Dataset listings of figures

........

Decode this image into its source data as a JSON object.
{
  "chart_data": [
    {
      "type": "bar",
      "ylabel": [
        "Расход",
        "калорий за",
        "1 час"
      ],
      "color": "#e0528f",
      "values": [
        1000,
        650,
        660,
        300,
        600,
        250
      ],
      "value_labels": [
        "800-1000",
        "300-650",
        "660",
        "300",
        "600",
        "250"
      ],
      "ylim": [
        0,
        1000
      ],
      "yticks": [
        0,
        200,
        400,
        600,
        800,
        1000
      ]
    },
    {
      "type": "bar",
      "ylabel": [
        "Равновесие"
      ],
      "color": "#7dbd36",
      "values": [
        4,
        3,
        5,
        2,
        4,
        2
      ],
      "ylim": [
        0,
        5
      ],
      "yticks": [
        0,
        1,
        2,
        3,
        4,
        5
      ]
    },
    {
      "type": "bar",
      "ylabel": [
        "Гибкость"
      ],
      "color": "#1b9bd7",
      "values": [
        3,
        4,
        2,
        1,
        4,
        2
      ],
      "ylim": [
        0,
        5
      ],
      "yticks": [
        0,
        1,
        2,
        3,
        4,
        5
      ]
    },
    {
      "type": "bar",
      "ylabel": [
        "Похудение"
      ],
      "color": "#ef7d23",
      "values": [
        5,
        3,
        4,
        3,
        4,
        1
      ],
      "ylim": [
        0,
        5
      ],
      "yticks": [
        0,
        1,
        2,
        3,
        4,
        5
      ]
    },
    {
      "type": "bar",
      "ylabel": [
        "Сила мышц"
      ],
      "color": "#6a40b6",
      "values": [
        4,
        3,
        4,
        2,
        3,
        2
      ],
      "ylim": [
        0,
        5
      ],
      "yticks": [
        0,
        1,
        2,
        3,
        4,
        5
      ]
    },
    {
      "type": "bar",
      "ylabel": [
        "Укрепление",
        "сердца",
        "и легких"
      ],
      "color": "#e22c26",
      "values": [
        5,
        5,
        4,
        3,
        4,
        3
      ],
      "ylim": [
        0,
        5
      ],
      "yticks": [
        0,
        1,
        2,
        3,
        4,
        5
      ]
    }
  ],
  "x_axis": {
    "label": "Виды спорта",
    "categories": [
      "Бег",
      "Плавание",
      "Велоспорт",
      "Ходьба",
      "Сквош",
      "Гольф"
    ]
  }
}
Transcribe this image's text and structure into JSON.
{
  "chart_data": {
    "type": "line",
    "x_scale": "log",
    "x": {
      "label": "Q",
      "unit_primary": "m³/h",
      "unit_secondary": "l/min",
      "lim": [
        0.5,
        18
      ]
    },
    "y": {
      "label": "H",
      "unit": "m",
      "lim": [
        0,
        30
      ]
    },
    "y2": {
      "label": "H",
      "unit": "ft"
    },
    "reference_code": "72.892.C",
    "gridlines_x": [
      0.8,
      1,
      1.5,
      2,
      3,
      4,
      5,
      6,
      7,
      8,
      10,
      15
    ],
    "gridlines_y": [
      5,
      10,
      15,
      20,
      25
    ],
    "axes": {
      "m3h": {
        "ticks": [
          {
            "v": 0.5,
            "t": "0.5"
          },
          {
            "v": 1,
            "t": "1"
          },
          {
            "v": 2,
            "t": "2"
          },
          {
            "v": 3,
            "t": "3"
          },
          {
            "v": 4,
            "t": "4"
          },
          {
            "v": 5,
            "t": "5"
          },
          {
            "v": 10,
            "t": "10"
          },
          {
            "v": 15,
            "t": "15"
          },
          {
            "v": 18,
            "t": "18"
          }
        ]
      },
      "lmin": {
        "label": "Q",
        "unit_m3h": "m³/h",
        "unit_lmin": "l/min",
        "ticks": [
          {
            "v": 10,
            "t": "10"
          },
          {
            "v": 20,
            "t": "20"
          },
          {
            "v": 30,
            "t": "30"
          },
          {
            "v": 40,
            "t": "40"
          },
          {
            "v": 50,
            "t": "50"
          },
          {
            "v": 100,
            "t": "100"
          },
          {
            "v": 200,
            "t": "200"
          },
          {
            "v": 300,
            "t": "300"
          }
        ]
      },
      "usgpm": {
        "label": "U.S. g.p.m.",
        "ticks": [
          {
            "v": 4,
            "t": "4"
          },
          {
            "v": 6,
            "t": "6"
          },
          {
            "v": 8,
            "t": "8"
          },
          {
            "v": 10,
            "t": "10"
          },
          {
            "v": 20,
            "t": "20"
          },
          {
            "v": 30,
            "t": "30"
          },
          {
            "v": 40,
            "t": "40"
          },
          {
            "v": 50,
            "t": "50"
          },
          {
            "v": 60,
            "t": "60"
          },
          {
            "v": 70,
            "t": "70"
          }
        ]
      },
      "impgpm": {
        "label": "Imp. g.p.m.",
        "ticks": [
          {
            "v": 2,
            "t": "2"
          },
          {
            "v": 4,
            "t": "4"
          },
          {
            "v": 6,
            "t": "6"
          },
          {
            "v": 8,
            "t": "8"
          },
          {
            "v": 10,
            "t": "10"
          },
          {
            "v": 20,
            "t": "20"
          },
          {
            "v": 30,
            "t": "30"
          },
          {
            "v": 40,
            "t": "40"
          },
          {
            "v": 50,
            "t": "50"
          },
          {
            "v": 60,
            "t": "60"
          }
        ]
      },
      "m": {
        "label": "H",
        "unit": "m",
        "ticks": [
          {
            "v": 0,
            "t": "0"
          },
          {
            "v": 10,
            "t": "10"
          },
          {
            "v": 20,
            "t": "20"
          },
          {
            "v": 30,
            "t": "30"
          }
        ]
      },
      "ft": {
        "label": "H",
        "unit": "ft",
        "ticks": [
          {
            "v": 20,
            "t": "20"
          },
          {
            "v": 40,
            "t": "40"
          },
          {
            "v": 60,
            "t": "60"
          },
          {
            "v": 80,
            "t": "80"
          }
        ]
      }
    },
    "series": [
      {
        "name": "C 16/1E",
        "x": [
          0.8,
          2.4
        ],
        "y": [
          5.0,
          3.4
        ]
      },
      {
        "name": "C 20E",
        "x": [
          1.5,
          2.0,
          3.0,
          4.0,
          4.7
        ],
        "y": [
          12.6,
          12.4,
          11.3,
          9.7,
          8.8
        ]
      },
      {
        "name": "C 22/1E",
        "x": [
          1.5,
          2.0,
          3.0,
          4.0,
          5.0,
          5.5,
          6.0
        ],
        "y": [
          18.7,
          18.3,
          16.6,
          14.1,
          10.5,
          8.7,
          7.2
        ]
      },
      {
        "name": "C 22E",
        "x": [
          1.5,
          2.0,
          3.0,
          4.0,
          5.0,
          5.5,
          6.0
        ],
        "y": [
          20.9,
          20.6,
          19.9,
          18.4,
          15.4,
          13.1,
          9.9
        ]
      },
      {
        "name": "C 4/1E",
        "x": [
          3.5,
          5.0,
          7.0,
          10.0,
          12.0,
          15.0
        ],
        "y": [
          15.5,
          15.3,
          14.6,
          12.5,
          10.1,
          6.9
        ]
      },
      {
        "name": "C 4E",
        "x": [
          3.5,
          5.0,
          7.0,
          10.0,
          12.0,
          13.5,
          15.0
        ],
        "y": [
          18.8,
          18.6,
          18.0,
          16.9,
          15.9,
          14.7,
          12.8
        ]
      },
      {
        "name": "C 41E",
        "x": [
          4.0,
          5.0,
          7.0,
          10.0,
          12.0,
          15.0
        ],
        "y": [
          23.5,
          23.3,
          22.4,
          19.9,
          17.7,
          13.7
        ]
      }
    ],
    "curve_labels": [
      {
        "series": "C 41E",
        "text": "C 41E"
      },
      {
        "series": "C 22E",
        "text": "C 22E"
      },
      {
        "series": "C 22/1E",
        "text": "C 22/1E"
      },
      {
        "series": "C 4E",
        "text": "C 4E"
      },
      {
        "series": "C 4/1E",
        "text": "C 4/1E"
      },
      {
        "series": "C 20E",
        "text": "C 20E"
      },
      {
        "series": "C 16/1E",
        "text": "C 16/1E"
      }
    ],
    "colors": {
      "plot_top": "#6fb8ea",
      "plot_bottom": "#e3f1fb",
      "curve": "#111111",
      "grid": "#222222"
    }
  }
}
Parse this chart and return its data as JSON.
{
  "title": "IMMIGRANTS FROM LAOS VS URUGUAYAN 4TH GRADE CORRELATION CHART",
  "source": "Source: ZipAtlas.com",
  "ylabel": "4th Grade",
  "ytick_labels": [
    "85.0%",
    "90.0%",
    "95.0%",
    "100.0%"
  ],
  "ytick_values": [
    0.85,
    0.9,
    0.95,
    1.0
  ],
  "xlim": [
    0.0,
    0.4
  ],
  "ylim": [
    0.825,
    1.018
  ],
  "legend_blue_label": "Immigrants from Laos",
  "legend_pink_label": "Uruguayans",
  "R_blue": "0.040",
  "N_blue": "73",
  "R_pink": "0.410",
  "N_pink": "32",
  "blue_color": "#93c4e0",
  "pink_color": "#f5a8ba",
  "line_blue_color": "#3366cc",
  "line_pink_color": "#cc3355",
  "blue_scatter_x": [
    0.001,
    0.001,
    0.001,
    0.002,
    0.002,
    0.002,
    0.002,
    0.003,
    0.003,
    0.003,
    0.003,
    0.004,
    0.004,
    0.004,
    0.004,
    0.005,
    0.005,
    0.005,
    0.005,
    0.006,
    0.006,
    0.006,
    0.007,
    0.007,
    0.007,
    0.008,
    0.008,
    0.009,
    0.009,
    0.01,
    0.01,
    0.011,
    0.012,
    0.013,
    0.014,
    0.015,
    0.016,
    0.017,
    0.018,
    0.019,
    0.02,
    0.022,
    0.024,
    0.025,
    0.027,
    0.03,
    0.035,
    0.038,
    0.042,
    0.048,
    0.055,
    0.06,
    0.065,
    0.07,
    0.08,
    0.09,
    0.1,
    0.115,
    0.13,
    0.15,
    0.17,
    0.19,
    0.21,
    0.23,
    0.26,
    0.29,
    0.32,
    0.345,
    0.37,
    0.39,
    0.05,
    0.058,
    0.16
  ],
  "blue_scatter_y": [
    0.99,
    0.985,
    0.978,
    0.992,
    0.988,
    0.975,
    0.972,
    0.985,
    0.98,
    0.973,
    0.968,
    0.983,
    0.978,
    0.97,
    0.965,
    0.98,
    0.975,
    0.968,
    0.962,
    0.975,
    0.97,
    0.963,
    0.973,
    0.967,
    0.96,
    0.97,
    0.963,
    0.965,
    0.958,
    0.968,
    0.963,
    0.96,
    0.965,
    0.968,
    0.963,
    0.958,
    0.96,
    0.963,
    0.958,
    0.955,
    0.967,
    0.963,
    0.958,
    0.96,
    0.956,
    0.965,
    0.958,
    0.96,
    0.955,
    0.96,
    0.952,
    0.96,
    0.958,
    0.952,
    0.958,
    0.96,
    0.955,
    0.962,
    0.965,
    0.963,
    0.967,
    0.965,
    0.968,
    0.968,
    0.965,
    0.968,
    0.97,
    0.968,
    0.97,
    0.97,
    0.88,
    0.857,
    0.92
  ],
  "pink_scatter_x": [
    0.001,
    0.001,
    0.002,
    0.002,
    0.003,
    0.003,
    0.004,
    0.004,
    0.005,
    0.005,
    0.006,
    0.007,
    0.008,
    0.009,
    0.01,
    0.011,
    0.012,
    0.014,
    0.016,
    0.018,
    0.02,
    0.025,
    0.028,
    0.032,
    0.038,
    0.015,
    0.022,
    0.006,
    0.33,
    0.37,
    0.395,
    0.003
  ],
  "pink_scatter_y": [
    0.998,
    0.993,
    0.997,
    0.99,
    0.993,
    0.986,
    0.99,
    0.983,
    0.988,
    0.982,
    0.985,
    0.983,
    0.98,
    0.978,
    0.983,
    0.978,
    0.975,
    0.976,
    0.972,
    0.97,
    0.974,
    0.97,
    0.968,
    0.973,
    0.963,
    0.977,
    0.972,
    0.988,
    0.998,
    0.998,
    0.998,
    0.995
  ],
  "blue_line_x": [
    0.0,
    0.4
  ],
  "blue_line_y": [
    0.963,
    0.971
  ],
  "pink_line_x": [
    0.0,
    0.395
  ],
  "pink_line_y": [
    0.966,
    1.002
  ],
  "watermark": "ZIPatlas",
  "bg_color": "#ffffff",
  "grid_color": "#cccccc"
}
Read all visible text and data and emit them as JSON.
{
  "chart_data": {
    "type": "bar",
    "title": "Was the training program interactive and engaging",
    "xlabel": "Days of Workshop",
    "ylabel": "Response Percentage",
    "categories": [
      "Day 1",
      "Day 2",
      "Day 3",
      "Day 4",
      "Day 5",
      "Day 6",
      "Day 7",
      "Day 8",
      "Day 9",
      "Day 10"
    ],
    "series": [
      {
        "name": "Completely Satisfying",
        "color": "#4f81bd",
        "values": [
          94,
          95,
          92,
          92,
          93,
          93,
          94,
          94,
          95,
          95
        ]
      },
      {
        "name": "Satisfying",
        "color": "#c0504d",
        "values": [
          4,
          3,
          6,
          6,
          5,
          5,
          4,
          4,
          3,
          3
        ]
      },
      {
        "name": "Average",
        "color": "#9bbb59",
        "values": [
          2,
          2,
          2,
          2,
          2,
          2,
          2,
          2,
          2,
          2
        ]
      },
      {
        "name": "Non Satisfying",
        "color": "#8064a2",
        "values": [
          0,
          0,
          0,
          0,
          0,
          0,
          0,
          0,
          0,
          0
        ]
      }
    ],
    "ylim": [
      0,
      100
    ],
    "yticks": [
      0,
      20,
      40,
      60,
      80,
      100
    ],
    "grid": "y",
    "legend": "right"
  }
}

........

| Goal |
Read through the data and copy every line where "into" shows up.

| Complete answer |
Decode this image into its source data as a JSON object.
Transcribe this image's text and structure into JSON.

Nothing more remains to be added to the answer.